====== Task inputs ======

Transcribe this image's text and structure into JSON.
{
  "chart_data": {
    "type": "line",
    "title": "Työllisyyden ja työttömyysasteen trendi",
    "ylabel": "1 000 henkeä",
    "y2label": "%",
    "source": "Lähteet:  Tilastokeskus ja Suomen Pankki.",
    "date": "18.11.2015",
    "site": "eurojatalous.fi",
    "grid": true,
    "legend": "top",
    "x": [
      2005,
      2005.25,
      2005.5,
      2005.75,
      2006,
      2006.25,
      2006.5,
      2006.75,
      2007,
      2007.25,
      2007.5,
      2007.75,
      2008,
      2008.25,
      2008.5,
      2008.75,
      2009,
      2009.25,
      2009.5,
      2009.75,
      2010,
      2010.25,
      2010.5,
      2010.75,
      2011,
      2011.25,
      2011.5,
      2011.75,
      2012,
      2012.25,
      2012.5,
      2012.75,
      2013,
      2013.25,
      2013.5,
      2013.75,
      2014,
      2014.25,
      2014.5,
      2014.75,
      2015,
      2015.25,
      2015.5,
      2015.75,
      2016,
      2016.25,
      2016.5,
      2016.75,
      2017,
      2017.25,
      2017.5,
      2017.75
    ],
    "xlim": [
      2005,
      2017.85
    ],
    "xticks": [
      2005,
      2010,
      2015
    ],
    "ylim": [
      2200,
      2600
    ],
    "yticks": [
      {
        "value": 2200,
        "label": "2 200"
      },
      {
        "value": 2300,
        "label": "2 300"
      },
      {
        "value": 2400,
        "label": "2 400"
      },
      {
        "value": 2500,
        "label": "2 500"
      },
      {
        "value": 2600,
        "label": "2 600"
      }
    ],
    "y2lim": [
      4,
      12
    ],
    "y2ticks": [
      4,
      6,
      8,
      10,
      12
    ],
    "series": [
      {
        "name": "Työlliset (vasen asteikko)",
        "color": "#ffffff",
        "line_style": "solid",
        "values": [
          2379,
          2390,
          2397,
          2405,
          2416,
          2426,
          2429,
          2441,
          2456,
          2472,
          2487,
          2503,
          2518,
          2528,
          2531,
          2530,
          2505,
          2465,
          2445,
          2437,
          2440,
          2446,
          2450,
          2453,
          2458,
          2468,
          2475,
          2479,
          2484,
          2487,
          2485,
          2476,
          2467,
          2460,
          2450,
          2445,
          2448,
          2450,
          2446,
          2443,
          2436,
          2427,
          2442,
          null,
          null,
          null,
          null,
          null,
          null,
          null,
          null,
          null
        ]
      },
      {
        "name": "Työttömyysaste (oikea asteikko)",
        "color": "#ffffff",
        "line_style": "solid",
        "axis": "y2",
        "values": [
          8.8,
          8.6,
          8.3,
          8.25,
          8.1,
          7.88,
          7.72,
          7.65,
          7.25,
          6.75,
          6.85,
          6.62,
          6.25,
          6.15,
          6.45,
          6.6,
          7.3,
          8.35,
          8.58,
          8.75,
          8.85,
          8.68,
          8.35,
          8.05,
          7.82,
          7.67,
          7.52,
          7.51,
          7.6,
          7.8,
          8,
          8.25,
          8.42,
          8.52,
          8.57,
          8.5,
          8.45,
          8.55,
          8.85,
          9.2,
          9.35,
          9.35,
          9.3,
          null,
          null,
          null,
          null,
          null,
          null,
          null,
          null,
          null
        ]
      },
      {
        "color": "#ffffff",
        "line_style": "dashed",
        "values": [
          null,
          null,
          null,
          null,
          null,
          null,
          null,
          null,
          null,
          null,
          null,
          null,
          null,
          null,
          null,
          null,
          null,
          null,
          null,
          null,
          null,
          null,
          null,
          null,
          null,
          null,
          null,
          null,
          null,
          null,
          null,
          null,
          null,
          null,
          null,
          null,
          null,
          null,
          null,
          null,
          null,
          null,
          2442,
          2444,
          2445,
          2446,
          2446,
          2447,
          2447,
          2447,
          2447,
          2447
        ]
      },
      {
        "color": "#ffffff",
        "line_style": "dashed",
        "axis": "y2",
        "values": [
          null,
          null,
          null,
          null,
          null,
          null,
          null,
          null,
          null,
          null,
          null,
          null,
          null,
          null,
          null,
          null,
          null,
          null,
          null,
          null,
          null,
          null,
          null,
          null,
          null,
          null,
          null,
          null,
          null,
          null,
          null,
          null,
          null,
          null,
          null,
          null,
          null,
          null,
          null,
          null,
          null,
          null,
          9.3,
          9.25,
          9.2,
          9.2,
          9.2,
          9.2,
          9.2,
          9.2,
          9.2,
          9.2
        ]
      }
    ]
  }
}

======

**What this task involves**
Check each line of the records for the word "name", and show the lines that contain it.

**Response to the task**
        "name": "Työlliset (vasen asteikko)",
        "name": "Työttömyysaste (oikea asteikko)",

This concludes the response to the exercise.